- [WHAT IS EXPECTED] Scan the data below and pick out the lines containing the word "brands".

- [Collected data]
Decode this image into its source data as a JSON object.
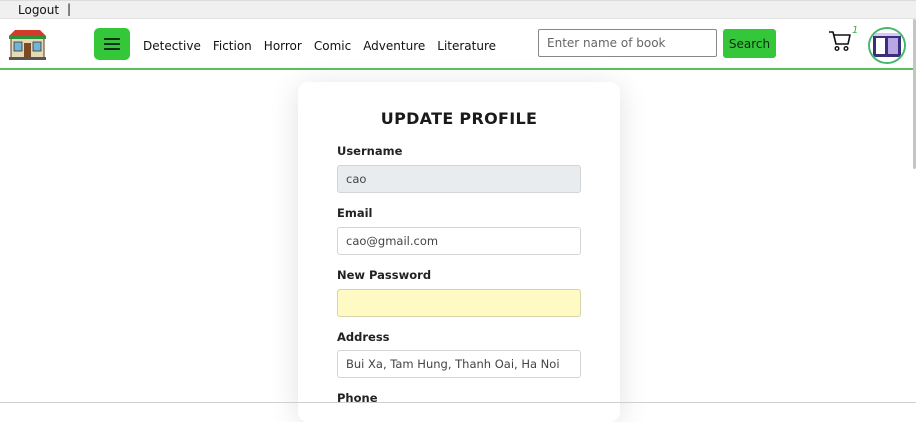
{
  "topbar": {
    "logout": "Logout",
    "separator": "|"
  },
  "navbar": {
    "categories": [
      "Detective",
      "Fiction",
      "Horror",
      "Comic",
      "Adventure",
      "Literature"
    ],
    "search": {
      "placeholder": "Enter name of book",
      "value": "",
      "button": "Search"
    },
    "cart_count": "1"
  },
  "form": {
    "title": "UPDATE PROFILE",
    "username": {
      "label": "Username",
      "value": "cao"
    },
    "email": {
      "label": "Email",
      "value": "cao@gmail.com"
    },
    "new_password": {
      "label": "New Password",
      "value": ""
    },
    "address": {
      "label": "Address",
      "value": "Bui Xa, Tam Hung, Thanh Oai, Ha Noi"
    },
    "phone": {
      "label": "Phone"
    }
  },
  "colors": {
    "accent": "#35c73a",
    "nav_border": "#5fbf5f",
    "password_fill": "#fff9c4",
    "readonly_fill": "#e9ecef"
  },
  "icons": {
    "logo": "bookstore-icon",
    "menu": "hamburger-icon",
    "cart": "cart-icon",
    "avatar": "avatar-icon"
  }
}
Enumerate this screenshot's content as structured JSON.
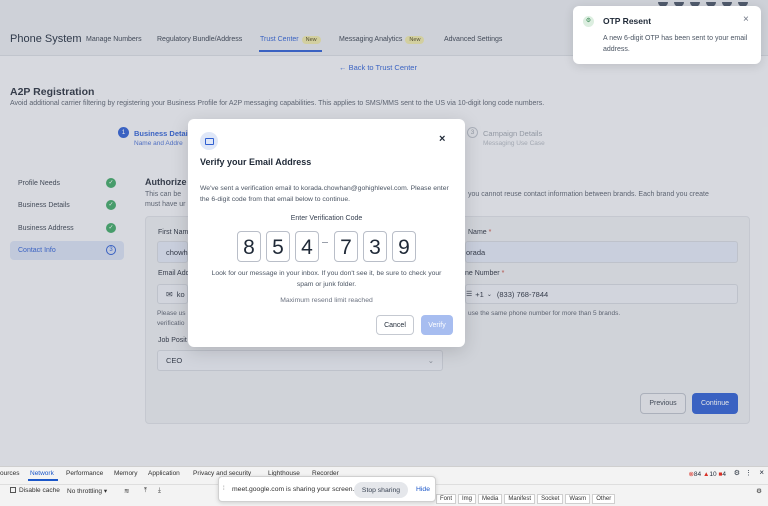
{
  "topnav": {
    "app_title": "Phone System",
    "items": [
      {
        "label": "Manage Numbers"
      },
      {
        "label": "Regulatory Bundle/Address"
      },
      {
        "label": "Trust Center",
        "badge": "New"
      },
      {
        "label": "Messaging Analytics",
        "badge": "New"
      },
      {
        "label": "Advanced Settings"
      }
    ]
  },
  "back_link": "← Back to Trust Center",
  "page": {
    "title": "A2P Registration",
    "subtitle": "Avoid additional carrier filtering by registering your Business Profile for A2P messaging capabilities. This applies to SMS/MMS sent to the US via 10-digit long code numbers."
  },
  "stepper": {
    "step1_number": "1",
    "step1_label": "Business Detai",
    "step1_sub": "Name and Addre",
    "step3_number": "3",
    "step3_label": "Campaign Details",
    "step3_sub": "Messaging Use Case"
  },
  "sidebar": {
    "items": [
      {
        "label": "Profile Needs",
        "status": "✓"
      },
      {
        "label": "Business Details",
        "status": "✓"
      },
      {
        "label": "Business Address",
        "status": "✓"
      },
      {
        "label": "Contact Info",
        "status": "3"
      }
    ]
  },
  "auth": {
    "title": "Authorize",
    "text1": "This can be",
    "text2": "must have ur",
    "text_right": "you cannot reuse contact information between brands. Each brand you create"
  },
  "form": {
    "first_name_label": "First Nam",
    "first_name_value": "chowh",
    "last_name_label": "Name",
    "last_name_required": "*",
    "last_name_value": "orada",
    "email_label": "Email Add",
    "email_value": "ko",
    "phone_label": "ne Number",
    "phone_required": "*",
    "phone_prefix": "+1",
    "phone_value": "(833) 768-7844",
    "hint_left1": "Please us",
    "hint_left2": "verificatio",
    "hint_right": "use the same phone number for more than 5 brands.",
    "job_label": "Job Posit",
    "job_value": "CEO",
    "prev_button": "Previous",
    "continue_button": "Continue"
  },
  "toast": {
    "title": "OTP Resent",
    "close": "×",
    "message": "A new 6-digit OTP has been sent to your email address."
  },
  "modal": {
    "close": "×",
    "title": "Verify your Email Address",
    "description": "We've sent a verification email to korada.chowhan@gohighlevel.com. Please enter the 6-digit code from that email below to continue.",
    "code_label": "Enter Verification Code",
    "digits": [
      "8",
      "5",
      "4",
      "7",
      "3",
      "9"
    ],
    "check_inbox": "Look for our message in your inbox. If you don't see it, be sure to check your spam or junk folder.",
    "max_resend": "Maximum resend limit reached",
    "cancel_button": "Cancel",
    "verify_button": "Verify"
  },
  "devtools": {
    "tabs": [
      "ources",
      "Network",
      "Performance",
      "Memory",
      "Application",
      "Privacy and security",
      "Lighthouse",
      "Recorder"
    ],
    "row2": {
      "disable_cache": "Disable cache",
      "throttling": "No throttling"
    },
    "counts": {
      "errors": "84",
      "warnings": "10",
      "messages": "4"
    },
    "filters": [
      "Font",
      "Img",
      "Media",
      "Manifest",
      "Socket",
      "Wasm",
      "Other"
    ]
  },
  "sharebar": {
    "text": "meet.google.com is sharing your screen.",
    "stop": "Stop sharing",
    "hide": "Hide"
  },
  "colors": {
    "accent": "#2f5fd1",
    "success": "#3fa567",
    "verify_disabled": "#a7bdf0"
  }
}
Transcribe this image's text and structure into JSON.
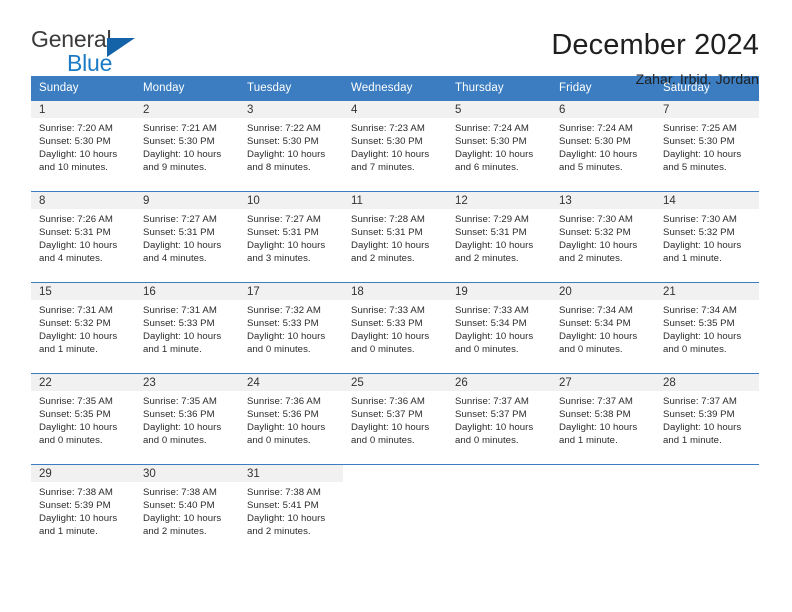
{
  "logo": {
    "word_top": "General",
    "word_bottom": "Blue",
    "triangle_color": "#1462a8",
    "blue_color": "#1c7bc4"
  },
  "header": {
    "title": "December 2024",
    "subtitle": "Zahar, Irbid, Jordan"
  },
  "theme": {
    "header_bg": "#3b7dc0",
    "daynum_bg": "#f1f1f1",
    "text": "#2b2b2b"
  },
  "calendar": {
    "weekdays": [
      "Sunday",
      "Monday",
      "Tuesday",
      "Wednesday",
      "Thursday",
      "Friday",
      "Saturday"
    ],
    "weeks": [
      [
        {
          "day": "1",
          "sunrise": "Sunrise: 7:20 AM",
          "sunset": "Sunset: 5:30 PM",
          "daylight1": "Daylight: 10 hours",
          "daylight2": "and 10 minutes."
        },
        {
          "day": "2",
          "sunrise": "Sunrise: 7:21 AM",
          "sunset": "Sunset: 5:30 PM",
          "daylight1": "Daylight: 10 hours",
          "daylight2": "and 9 minutes."
        },
        {
          "day": "3",
          "sunrise": "Sunrise: 7:22 AM",
          "sunset": "Sunset: 5:30 PM",
          "daylight1": "Daylight: 10 hours",
          "daylight2": "and 8 minutes."
        },
        {
          "day": "4",
          "sunrise": "Sunrise: 7:23 AM",
          "sunset": "Sunset: 5:30 PM",
          "daylight1": "Daylight: 10 hours",
          "daylight2": "and 7 minutes."
        },
        {
          "day": "5",
          "sunrise": "Sunrise: 7:24 AM",
          "sunset": "Sunset: 5:30 PM",
          "daylight1": "Daylight: 10 hours",
          "daylight2": "and 6 minutes."
        },
        {
          "day": "6",
          "sunrise": "Sunrise: 7:24 AM",
          "sunset": "Sunset: 5:30 PM",
          "daylight1": "Daylight: 10 hours",
          "daylight2": "and 5 minutes."
        },
        {
          "day": "7",
          "sunrise": "Sunrise: 7:25 AM",
          "sunset": "Sunset: 5:30 PM",
          "daylight1": "Daylight: 10 hours",
          "daylight2": "and 5 minutes."
        }
      ],
      [
        {
          "day": "8",
          "sunrise": "Sunrise: 7:26 AM",
          "sunset": "Sunset: 5:31 PM",
          "daylight1": "Daylight: 10 hours",
          "daylight2": "and 4 minutes."
        },
        {
          "day": "9",
          "sunrise": "Sunrise: 7:27 AM",
          "sunset": "Sunset: 5:31 PM",
          "daylight1": "Daylight: 10 hours",
          "daylight2": "and 4 minutes."
        },
        {
          "day": "10",
          "sunrise": "Sunrise: 7:27 AM",
          "sunset": "Sunset: 5:31 PM",
          "daylight1": "Daylight: 10 hours",
          "daylight2": "and 3 minutes."
        },
        {
          "day": "11",
          "sunrise": "Sunrise: 7:28 AM",
          "sunset": "Sunset: 5:31 PM",
          "daylight1": "Daylight: 10 hours",
          "daylight2": "and 2 minutes."
        },
        {
          "day": "12",
          "sunrise": "Sunrise: 7:29 AM",
          "sunset": "Sunset: 5:31 PM",
          "daylight1": "Daylight: 10 hours",
          "daylight2": "and 2 minutes."
        },
        {
          "day": "13",
          "sunrise": "Sunrise: 7:30 AM",
          "sunset": "Sunset: 5:32 PM",
          "daylight1": "Daylight: 10 hours",
          "daylight2": "and 2 minutes."
        },
        {
          "day": "14",
          "sunrise": "Sunrise: 7:30 AM",
          "sunset": "Sunset: 5:32 PM",
          "daylight1": "Daylight: 10 hours",
          "daylight2": "and 1 minute."
        }
      ],
      [
        {
          "day": "15",
          "sunrise": "Sunrise: 7:31 AM",
          "sunset": "Sunset: 5:32 PM",
          "daylight1": "Daylight: 10 hours",
          "daylight2": "and 1 minute."
        },
        {
          "day": "16",
          "sunrise": "Sunrise: 7:31 AM",
          "sunset": "Sunset: 5:33 PM",
          "daylight1": "Daylight: 10 hours",
          "daylight2": "and 1 minute."
        },
        {
          "day": "17",
          "sunrise": "Sunrise: 7:32 AM",
          "sunset": "Sunset: 5:33 PM",
          "daylight1": "Daylight: 10 hours",
          "daylight2": "and 0 minutes."
        },
        {
          "day": "18",
          "sunrise": "Sunrise: 7:33 AM",
          "sunset": "Sunset: 5:33 PM",
          "daylight1": "Daylight: 10 hours",
          "daylight2": "and 0 minutes."
        },
        {
          "day": "19",
          "sunrise": "Sunrise: 7:33 AM",
          "sunset": "Sunset: 5:34 PM",
          "daylight1": "Daylight: 10 hours",
          "daylight2": "and 0 minutes."
        },
        {
          "day": "20",
          "sunrise": "Sunrise: 7:34 AM",
          "sunset": "Sunset: 5:34 PM",
          "daylight1": "Daylight: 10 hours",
          "daylight2": "and 0 minutes."
        },
        {
          "day": "21",
          "sunrise": "Sunrise: 7:34 AM",
          "sunset": "Sunset: 5:35 PM",
          "daylight1": "Daylight: 10 hours",
          "daylight2": "and 0 minutes."
        }
      ],
      [
        {
          "day": "22",
          "sunrise": "Sunrise: 7:35 AM",
          "sunset": "Sunset: 5:35 PM",
          "daylight1": "Daylight: 10 hours",
          "daylight2": "and 0 minutes."
        },
        {
          "day": "23",
          "sunrise": "Sunrise: 7:35 AM",
          "sunset": "Sunset: 5:36 PM",
          "daylight1": "Daylight: 10 hours",
          "daylight2": "and 0 minutes."
        },
        {
          "day": "24",
          "sunrise": "Sunrise: 7:36 AM",
          "sunset": "Sunset: 5:36 PM",
          "daylight1": "Daylight: 10 hours",
          "daylight2": "and 0 minutes."
        },
        {
          "day": "25",
          "sunrise": "Sunrise: 7:36 AM",
          "sunset": "Sunset: 5:37 PM",
          "daylight1": "Daylight: 10 hours",
          "daylight2": "and 0 minutes."
        },
        {
          "day": "26",
          "sunrise": "Sunrise: 7:37 AM",
          "sunset": "Sunset: 5:37 PM",
          "daylight1": "Daylight: 10 hours",
          "daylight2": "and 0 minutes."
        },
        {
          "day": "27",
          "sunrise": "Sunrise: 7:37 AM",
          "sunset": "Sunset: 5:38 PM",
          "daylight1": "Daylight: 10 hours",
          "daylight2": "and 1 minute."
        },
        {
          "day": "28",
          "sunrise": "Sunrise: 7:37 AM",
          "sunset": "Sunset: 5:39 PM",
          "daylight1": "Daylight: 10 hours",
          "daylight2": "and 1 minute."
        }
      ],
      [
        {
          "day": "29",
          "sunrise": "Sunrise: 7:38 AM",
          "sunset": "Sunset: 5:39 PM",
          "daylight1": "Daylight: 10 hours",
          "daylight2": "and 1 minute."
        },
        {
          "day": "30",
          "sunrise": "Sunrise: 7:38 AM",
          "sunset": "Sunset: 5:40 PM",
          "daylight1": "Daylight: 10 hours",
          "daylight2": "and 2 minutes."
        },
        {
          "day": "31",
          "sunrise": "Sunrise: 7:38 AM",
          "sunset": "Sunset: 5:41 PM",
          "daylight1": "Daylight: 10 hours",
          "daylight2": "and 2 minutes."
        },
        {
          "day": "",
          "sunrise": "",
          "sunset": "",
          "daylight1": "",
          "daylight2": ""
        },
        {
          "day": "",
          "sunrise": "",
          "sunset": "",
          "daylight1": "",
          "daylight2": ""
        },
        {
          "day": "",
          "sunrise": "",
          "sunset": "",
          "daylight1": "",
          "daylight2": ""
        },
        {
          "day": "",
          "sunrise": "",
          "sunset": "",
          "daylight1": "",
          "daylight2": ""
        }
      ]
    ]
  }
}
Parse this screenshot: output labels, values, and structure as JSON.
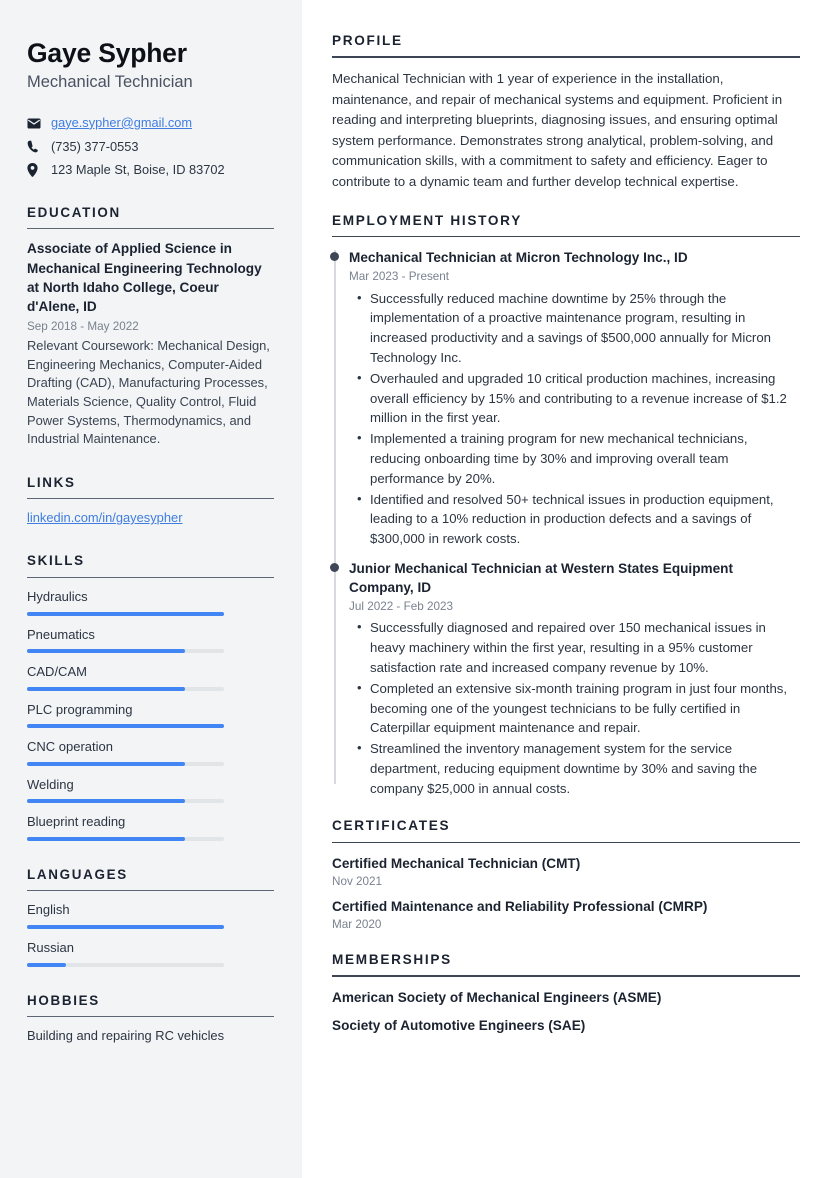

- [RESPONSE TO THIS TASK]
    "text_right": "you cannot reuse contact information between brands. Each brand you create"
    "hint_right": "use the same phone number for more than 5 brands.",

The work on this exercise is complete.